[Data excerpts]
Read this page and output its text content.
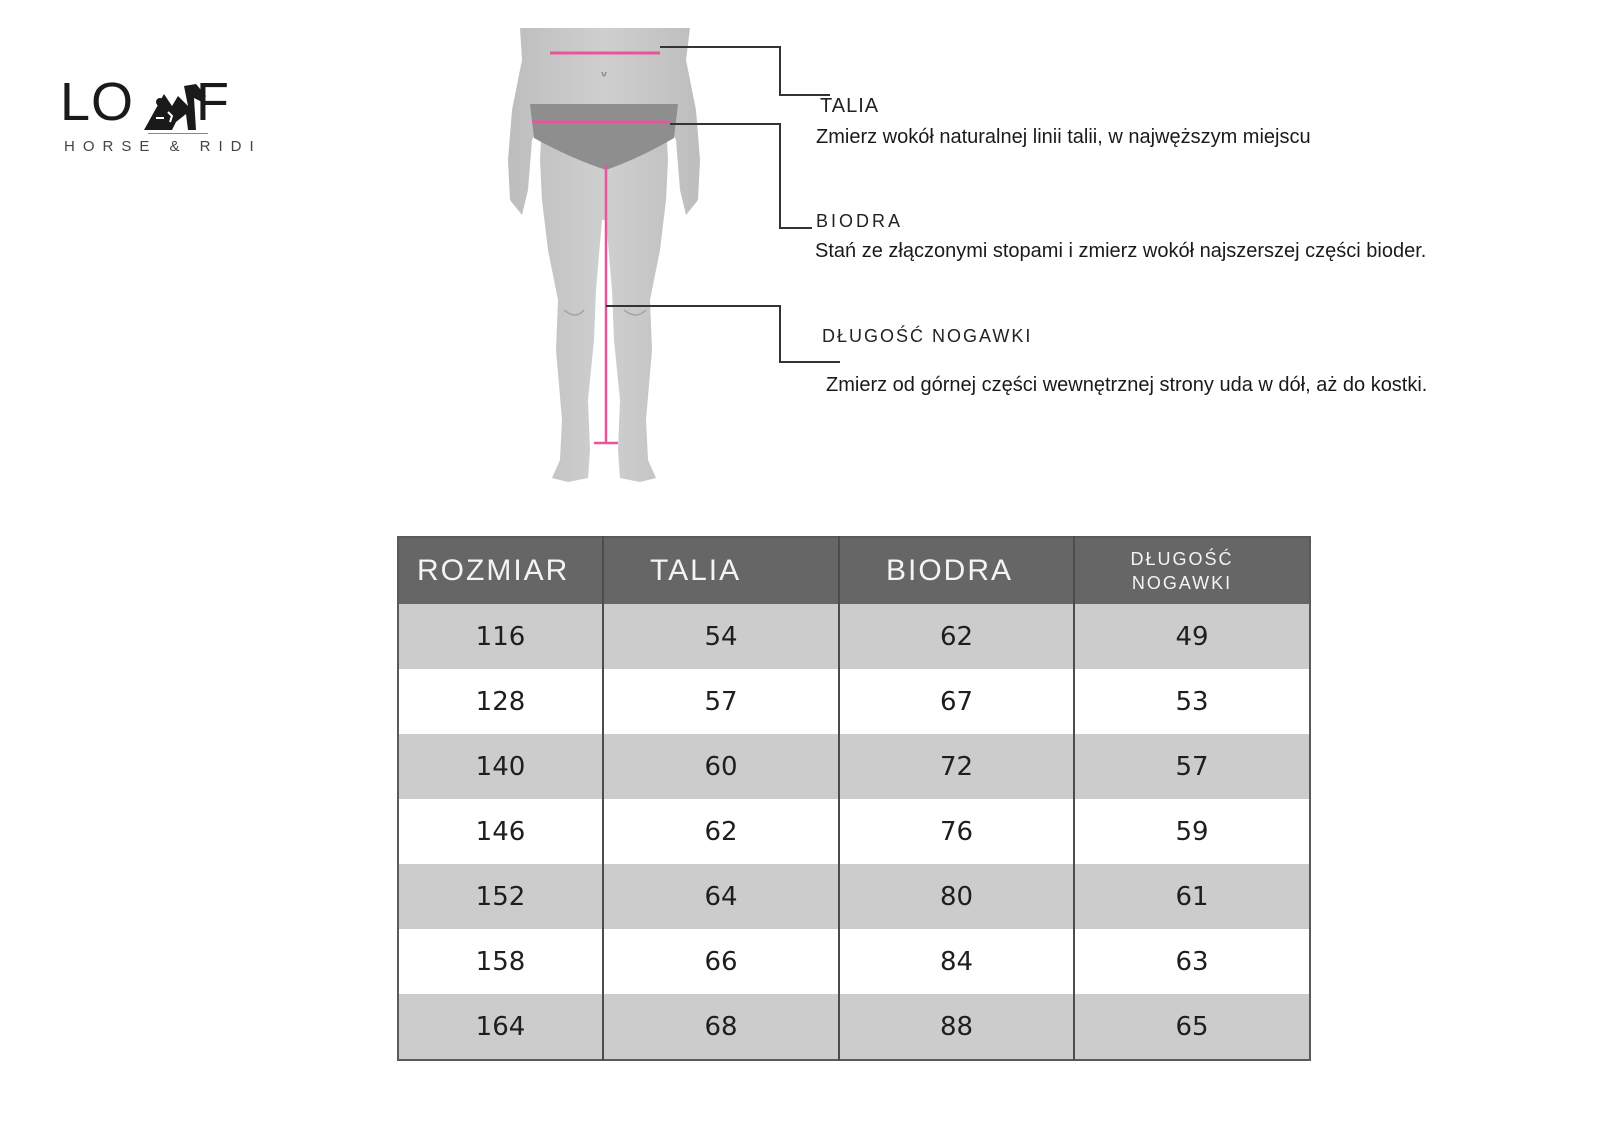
LO F
HORSE & RIDI
TALIA
Zmierz wokół naturalnej linii talii, w najwęższym miejscu
BIODRA
Stań ze złączonymi stopami i zmierz wokół najszerszej części bioder.
DŁUGOŚĆ NOGAWKI
Zmierz od górnej części wewnętrznej strony uda w dół, aż do kostki.
ROZMIAR	TALIA	BIODRA	DŁUGOŚĆ
NOGAWKI
116	54	62	49
128	57	67	53
140	60	72	57
146	62	76	59
152	64	80	61
158	66	84	63
164	68	88	65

■ Written request ■
Reproduce the material above verbatim; omit every picture.

■ Final answer ■
Read this page and output its text content.
LO F
HORSE & RIDI
TALIA
Zmierz wokół naturalnej linii talii, w najwęższym miejscu
BIODRA
Stań ze złączonymi stopami i zmierz wokół najszerszej części bioder.
DŁUGOŚĆ NOGAWKI
Zmierz od górnej części wewnętrznej strony uda w dół, aż do kostki.
ROZMIAR	TALIA	BIODRA	DŁUGOŚĆ
NOGAWKI
116	54	62	49
128	57	67	53
140	60	72	57
146	62	76	59
152	64	80	61
158	66	84	63
164	68	88	65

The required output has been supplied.